• Direction
Transcribe the listing below word for word.

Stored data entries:
══════════════════════════════
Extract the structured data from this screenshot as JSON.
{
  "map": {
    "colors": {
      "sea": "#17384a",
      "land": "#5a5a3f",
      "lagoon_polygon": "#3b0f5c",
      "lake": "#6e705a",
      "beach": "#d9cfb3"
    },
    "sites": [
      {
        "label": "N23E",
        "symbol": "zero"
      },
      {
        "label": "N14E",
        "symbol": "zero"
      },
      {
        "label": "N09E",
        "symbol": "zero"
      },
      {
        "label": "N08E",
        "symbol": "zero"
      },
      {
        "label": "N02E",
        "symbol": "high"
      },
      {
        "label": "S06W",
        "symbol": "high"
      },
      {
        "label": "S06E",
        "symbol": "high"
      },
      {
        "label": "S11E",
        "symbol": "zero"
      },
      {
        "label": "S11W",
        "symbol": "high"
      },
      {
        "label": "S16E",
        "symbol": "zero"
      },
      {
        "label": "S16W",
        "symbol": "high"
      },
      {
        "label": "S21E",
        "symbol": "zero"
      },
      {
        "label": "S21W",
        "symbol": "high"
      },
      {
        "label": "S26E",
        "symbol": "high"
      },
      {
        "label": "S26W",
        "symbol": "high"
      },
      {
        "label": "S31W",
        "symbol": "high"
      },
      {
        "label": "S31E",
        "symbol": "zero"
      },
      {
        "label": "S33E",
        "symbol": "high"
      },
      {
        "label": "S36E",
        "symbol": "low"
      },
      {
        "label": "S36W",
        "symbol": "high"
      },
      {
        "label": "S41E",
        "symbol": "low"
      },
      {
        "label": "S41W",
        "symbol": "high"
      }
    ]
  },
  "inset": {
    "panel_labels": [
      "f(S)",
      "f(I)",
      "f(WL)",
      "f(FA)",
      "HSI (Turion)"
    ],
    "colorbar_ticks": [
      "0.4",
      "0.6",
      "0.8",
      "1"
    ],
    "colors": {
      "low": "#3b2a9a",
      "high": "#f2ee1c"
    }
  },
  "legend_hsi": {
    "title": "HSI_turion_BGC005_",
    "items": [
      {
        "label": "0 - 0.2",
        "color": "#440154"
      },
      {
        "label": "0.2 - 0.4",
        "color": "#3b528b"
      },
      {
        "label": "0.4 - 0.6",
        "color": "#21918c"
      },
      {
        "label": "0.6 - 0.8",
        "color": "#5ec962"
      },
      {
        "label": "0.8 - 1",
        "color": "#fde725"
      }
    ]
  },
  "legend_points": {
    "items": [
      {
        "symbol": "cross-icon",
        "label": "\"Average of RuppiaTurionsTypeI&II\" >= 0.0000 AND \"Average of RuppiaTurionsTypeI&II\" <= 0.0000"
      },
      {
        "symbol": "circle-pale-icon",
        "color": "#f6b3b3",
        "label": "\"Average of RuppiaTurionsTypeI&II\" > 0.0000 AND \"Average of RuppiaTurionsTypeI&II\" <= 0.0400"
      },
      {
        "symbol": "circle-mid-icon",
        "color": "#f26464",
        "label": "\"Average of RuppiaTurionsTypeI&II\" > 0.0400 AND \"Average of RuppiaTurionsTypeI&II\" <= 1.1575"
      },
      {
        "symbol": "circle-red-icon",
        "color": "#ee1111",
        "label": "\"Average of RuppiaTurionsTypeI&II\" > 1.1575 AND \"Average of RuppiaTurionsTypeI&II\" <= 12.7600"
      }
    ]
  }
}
══════════════════════════════
• Response to this task
Extract the structured data from this screenshot as JSON.
{
  "map": {
    "colors": {
      "sea": "#17384a",
      "land": "#5a5a3f",
      "lagoon_polygon": "#3b0f5c",
      "lake": "#6e705a",
      "beach": "#d9cfb3"
    },
    "sites": [
      {
        "label": "N23E",
        "symbol": "zero"
      },
      {
        "label": "N14E",
        "symbol": "zero"
      },
      {
        "label": "N09E",
        "symbol": "zero"
      },
      {
        "label": "N08E",
        "symbol": "zero"
      },
      {
        "label": "N02E",
        "symbol": "high"
      },
      {
        "label": "S06W",
        "symbol": "high"
      },
      {
        "label": "S06E",
        "symbol": "high"
      },
      {
        "label": "S11E",
        "symbol": "zero"
      },
      {
        "label": "S11W",
        "symbol": "high"
      },
      {
        "label": "S16E",
        "symbol": "zero"
      },
      {
        "label": "S16W",
        "symbol": "high"
      },
      {
        "label": "S21E",
        "symbol": "zero"
      },
      {
        "label": "S21W",
        "symbol": "high"
      },
      {
        "label": "S26E",
        "symbol": "high"
      },
      {
        "label": "S26W",
        "symbol": "high"
      },
      {
        "label": "S31W",
        "symbol": "high"
      },
      {
        "label": "S31E",
        "symbol": "zero"
      },
      {
        "label": "S33E",
        "symbol": "high"
      },
      {
        "label": "S36E",
        "symbol": "low"
      },
      {
        "label": "S36W",
        "symbol": "high"
      },
      {
        "label": "S41E",
        "symbol": "low"
      },
      {
        "label": "S41W",
        "symbol": "high"
      }
    ]
  },
  "inset": {
    "panel_labels": [
      "f(S)",
      "f(I)",
      "f(WL)",
      "f(FA)",
      "HSI (Turion)"
    ],
    "colorbar_ticks": [
      "0.4",
      "0.6",
      "0.8",
      "1"
    ],
    "colors": {
      "low": "#3b2a9a",
      "high": "#f2ee1c"
    }
  },
  "legend_hsi": {
    "title": "HSI_turion_BGC005_",
    "items": [
      {
        "label": "0 - 0.2",
        "color": "#440154"
      },
      {
        "label": "0.2 - 0.4",
        "color": "#3b528b"
      },
      {
        "label": "0.4 - 0.6",
        "color": "#21918c"
      },
      {
        "label": "0.6 - 0.8",
        "color": "#5ec962"
      },
      {
        "label": "0.8 - 1",
        "color": "#fde725"
      }
    ]
  },
  "legend_points": {
    "items": [
      {
        "symbol": "cross-icon",
        "label": "\"Average of RuppiaTurionsTypeI&II\" >= 0.0000 AND \"Average of RuppiaTurionsTypeI&II\" <= 0.0000"
      },
      {
        "symbol": "circle-pale-icon",
        "color": "#f6b3b3",
        "label": "\"Average of RuppiaTurionsTypeI&II\" > 0.0000 AND \"Average of RuppiaTurionsTypeI&II\" <= 0.0400"
      },
      {
        "symbol": "circle-mid-icon",
        "color": "#f26464",
        "label": "\"Average of RuppiaTurionsTypeI&II\" > 0.0400 AND \"Average of RuppiaTurionsTypeI&II\" <= 1.1575"
      },
      {
        "symbol": "circle-red-icon",
        "color": "#ee1111",
        "label": "\"Average of RuppiaTurionsTypeI&II\" > 1.1575 AND \"Average of RuppiaTurionsTypeI&II\" <= 12.7600"
      }
    ]
  }
}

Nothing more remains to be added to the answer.